**Aim of the exercise**
Go through the entries below and count the lines holding the word "Information". Reply with only the number, please.
BEGIN Given data
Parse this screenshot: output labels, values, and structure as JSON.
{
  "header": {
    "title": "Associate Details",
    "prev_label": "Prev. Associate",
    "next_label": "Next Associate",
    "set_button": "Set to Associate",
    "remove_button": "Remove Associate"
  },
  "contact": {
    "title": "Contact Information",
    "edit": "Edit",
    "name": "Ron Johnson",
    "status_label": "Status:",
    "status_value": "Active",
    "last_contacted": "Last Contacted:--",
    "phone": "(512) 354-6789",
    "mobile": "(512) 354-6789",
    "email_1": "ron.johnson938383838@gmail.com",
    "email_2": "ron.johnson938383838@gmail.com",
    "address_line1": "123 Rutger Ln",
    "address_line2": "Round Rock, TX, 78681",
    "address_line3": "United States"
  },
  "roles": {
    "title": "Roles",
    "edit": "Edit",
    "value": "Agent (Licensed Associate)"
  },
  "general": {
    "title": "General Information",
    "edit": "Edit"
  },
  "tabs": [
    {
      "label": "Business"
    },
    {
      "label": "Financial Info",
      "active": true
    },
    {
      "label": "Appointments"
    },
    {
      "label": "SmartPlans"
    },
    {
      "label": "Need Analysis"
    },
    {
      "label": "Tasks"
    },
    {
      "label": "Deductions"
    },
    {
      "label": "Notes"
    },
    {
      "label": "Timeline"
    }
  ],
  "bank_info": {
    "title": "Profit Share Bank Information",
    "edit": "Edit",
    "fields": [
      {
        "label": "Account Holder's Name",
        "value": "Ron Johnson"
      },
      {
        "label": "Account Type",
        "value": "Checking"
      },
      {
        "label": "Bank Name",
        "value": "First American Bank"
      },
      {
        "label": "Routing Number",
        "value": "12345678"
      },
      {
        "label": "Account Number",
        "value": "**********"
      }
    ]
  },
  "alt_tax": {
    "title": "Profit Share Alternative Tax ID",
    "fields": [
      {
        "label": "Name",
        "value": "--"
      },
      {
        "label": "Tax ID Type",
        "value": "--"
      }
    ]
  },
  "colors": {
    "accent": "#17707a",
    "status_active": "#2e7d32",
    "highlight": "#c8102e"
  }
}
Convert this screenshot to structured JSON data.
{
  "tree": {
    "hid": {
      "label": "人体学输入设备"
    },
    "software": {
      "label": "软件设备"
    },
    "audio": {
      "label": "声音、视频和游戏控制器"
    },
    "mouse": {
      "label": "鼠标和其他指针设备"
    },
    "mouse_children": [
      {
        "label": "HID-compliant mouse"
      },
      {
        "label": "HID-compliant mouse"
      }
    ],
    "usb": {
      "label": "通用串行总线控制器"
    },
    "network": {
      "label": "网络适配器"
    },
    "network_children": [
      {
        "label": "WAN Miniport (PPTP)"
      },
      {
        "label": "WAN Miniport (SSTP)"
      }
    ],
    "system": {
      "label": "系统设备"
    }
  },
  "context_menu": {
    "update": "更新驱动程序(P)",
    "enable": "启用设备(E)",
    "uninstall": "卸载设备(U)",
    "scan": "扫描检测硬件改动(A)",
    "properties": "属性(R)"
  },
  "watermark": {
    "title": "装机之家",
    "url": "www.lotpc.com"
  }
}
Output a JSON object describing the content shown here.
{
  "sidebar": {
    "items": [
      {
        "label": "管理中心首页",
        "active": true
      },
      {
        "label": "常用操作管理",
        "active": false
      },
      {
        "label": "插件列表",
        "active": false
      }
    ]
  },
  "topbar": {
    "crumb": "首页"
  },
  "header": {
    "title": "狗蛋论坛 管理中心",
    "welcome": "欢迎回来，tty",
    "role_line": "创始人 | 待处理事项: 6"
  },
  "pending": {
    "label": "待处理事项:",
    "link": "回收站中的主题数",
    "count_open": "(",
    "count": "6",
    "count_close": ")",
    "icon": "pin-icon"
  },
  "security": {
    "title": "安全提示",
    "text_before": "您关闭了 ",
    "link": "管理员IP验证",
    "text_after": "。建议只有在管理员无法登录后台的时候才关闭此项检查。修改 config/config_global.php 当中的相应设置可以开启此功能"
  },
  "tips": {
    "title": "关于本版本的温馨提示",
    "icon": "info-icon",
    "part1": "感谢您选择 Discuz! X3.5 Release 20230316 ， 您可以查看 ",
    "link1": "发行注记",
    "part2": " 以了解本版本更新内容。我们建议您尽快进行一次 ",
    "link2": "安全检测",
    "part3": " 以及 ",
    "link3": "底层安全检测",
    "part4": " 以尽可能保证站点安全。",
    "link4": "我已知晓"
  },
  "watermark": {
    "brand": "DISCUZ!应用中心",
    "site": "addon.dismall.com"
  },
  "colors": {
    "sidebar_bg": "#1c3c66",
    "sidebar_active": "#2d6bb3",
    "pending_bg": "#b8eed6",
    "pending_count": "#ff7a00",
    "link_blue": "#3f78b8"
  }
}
END Given data
**Solution to the exercise**
3